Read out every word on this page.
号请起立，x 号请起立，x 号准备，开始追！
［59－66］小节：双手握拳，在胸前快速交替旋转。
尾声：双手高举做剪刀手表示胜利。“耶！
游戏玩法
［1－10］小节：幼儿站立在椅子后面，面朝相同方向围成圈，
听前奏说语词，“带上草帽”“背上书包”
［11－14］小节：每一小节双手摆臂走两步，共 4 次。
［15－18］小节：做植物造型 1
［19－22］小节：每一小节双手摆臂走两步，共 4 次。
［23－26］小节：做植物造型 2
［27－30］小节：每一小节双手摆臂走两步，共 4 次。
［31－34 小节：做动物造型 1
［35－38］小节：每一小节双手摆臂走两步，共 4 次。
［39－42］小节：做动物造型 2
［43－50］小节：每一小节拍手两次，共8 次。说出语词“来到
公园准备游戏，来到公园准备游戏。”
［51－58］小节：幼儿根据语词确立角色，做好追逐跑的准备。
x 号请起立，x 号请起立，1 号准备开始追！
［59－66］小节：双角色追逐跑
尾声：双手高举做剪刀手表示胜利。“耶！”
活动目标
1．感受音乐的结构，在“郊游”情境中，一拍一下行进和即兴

_ _ _

Extract the full set of entries word for word.

Read out every word on this page.
号请起立，x 号请起立，x 号准备，开始追！
［59－66］小节：双手握拳，在胸前快速交替旋转。
尾声：双手高举做剪刀手表示胜利。“耶！
游戏玩法
［1－10］小节：幼儿站立在椅子后面，面朝相同方向围成圈，
听前奏说语词，“带上草帽”“背上书包”
［11－14］小节：每一小节双手摆臂走两步，共 4 次。
［15－18］小节：做植物造型 1
［19－22］小节：每一小节双手摆臂走两步，共 4 次。
［23－26］小节：做植物造型 2
［27－30］小节：每一小节双手摆臂走两步，共 4 次。
［31－34 小节：做动物造型 1
［35－38］小节：每一小节双手摆臂走两步，共 4 次。
［39－42］小节：做动物造型 2
［43－50］小节：每一小节拍手两次，共8 次。说出语词“来到
公园准备游戏，来到公园准备游戏。”
［51－58］小节：幼儿根据语词确立角色，做好追逐跑的准备。
x 号请起立，x 号请起立，1 号准备开始追！
［59－66］小节：双角色追逐跑
尾声：双手高举做剪刀手表示胜利。“耶！”
活动目标
1．感受音乐的结构，在“郊游”情境中，一拍一下行进和即兴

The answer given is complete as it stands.